> **What you should do**:
Copy the entries below word for word, starting at the line containing "I need the location" and ending at the line containing "point-thais — [652, 568, 671, 587]", with both of those lines included.

> **Provided material**:
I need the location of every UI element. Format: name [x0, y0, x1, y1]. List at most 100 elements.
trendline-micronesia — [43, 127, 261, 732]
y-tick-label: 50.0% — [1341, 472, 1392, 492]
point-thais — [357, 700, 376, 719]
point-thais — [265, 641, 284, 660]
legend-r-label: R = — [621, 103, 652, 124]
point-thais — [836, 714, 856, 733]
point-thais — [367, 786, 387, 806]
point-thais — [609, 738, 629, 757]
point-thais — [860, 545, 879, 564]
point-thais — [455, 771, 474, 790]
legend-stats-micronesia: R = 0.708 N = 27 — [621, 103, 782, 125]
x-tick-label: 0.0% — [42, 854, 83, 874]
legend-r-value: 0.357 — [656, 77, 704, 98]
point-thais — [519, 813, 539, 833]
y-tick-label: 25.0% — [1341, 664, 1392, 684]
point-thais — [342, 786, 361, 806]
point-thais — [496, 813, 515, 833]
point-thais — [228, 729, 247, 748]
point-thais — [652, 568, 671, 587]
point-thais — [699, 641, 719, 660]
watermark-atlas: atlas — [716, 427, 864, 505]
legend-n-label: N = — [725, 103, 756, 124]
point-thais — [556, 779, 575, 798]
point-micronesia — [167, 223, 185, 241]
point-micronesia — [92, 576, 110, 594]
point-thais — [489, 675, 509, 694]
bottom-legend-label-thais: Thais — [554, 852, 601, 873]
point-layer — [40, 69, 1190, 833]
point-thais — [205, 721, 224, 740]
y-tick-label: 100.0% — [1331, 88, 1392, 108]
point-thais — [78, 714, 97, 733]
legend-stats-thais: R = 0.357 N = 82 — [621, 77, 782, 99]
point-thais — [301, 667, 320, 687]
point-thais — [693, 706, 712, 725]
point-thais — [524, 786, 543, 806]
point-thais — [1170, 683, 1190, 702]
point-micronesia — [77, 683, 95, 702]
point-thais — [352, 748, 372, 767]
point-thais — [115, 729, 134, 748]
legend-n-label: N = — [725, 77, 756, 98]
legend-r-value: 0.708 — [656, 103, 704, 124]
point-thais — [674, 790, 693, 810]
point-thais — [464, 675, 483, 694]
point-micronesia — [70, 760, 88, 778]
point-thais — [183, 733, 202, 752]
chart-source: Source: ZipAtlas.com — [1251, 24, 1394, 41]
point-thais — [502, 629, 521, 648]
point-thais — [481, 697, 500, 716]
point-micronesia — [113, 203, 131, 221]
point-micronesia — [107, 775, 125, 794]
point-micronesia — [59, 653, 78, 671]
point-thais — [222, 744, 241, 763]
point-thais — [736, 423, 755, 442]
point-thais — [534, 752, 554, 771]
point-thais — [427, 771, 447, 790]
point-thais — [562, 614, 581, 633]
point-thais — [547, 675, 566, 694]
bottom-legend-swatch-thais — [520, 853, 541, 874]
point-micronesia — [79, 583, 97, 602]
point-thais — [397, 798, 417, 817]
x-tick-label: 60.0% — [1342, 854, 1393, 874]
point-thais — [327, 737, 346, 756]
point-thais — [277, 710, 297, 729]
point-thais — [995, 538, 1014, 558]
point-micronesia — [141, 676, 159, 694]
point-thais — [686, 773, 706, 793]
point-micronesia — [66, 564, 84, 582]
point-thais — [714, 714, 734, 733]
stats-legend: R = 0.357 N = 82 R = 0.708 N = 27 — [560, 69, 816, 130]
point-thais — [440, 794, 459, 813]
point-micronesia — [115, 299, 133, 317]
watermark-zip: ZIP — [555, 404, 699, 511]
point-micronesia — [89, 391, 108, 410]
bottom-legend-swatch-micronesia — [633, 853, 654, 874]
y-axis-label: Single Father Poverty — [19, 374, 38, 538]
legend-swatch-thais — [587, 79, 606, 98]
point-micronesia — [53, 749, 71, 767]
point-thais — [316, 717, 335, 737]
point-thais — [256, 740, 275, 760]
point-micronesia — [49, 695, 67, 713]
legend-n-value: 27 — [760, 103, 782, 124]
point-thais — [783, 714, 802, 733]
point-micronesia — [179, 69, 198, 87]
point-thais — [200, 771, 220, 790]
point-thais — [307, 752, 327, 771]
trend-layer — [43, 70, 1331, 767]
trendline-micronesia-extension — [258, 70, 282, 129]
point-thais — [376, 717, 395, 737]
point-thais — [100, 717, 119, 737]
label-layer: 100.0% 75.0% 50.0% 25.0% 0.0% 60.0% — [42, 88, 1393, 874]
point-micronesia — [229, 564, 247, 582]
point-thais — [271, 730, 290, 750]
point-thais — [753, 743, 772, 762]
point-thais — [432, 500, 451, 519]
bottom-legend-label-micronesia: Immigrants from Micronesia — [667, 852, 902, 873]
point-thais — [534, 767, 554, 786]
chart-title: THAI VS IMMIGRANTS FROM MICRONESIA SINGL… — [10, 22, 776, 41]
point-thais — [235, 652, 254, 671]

==

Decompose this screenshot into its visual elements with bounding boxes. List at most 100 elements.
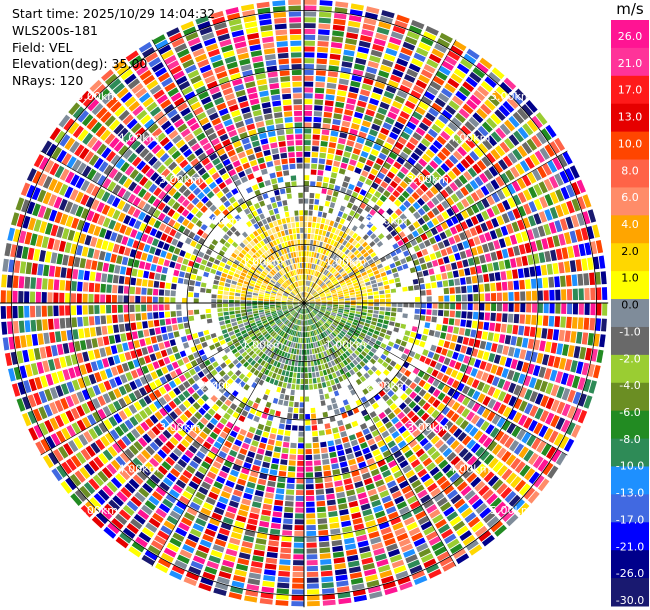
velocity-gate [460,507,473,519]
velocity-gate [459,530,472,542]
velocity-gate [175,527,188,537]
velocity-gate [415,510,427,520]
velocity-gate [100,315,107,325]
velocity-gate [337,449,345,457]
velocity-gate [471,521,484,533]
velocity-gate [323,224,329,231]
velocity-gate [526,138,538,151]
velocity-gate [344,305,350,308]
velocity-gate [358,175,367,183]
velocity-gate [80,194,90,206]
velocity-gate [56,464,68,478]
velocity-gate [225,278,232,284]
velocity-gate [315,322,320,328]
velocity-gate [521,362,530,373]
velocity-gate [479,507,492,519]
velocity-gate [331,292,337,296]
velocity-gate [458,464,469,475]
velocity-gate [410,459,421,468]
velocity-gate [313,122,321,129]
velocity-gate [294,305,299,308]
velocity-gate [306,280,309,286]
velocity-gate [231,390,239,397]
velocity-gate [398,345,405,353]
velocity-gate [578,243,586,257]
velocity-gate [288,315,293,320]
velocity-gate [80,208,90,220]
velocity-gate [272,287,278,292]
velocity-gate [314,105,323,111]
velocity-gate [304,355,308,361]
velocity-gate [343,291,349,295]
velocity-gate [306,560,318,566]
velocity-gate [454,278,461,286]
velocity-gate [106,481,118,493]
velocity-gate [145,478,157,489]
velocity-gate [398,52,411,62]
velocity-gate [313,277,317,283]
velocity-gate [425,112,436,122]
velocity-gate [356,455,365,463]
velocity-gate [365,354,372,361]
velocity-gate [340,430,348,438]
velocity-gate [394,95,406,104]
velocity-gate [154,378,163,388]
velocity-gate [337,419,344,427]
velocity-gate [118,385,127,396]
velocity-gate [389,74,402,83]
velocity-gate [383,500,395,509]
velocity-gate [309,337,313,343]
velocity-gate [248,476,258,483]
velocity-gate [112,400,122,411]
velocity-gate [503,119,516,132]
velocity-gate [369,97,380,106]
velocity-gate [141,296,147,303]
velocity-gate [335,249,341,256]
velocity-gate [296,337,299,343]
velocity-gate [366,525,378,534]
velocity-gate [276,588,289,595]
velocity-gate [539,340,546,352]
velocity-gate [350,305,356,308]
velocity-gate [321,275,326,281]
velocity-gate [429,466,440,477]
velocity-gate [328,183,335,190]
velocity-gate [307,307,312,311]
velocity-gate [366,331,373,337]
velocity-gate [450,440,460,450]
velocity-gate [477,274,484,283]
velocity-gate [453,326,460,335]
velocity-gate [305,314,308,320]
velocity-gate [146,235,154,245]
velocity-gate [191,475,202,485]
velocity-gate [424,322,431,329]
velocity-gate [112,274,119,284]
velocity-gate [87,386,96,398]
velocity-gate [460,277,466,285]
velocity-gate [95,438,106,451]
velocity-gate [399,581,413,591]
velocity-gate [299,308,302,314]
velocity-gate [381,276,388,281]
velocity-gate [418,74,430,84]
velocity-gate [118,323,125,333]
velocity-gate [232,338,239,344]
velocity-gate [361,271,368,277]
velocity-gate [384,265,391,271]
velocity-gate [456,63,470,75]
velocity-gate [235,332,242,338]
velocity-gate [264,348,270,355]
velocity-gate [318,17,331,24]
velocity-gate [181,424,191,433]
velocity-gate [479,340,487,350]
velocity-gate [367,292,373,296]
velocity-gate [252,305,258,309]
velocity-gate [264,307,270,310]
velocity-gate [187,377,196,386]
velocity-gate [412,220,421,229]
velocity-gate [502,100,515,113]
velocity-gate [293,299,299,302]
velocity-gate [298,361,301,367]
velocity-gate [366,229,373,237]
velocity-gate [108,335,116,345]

> **Response below**:
I need the location of every UI element. Format: name [x0, y0, x1, y1]. List at most 100 elements.
trendline-micronesia — [43, 127, 261, 732]
y-tick-label: 50.0% — [1341, 472, 1392, 492]
point-thais — [357, 700, 376, 719]
point-thais — [265, 641, 284, 660]
legend-r-label: R = — [621, 103, 652, 124]
point-thais — [836, 714, 856, 733]
point-thais — [367, 786, 387, 806]
point-thais — [609, 738, 629, 757]
point-thais — [860, 545, 879, 564]
point-thais — [455, 771, 474, 790]
legend-stats-micronesia: R = 0.708 N = 27 — [621, 103, 782, 125]
x-tick-label: 0.0% — [42, 854, 83, 874]
legend-r-value: 0.357 — [656, 77, 704, 98]
point-thais — [519, 813, 539, 833]
y-tick-label: 25.0% — [1341, 664, 1392, 684]
point-thais — [342, 786, 361, 806]
point-thais — [496, 813, 515, 833]
point-thais — [228, 729, 247, 748]
point-thais — [652, 568, 671, 587]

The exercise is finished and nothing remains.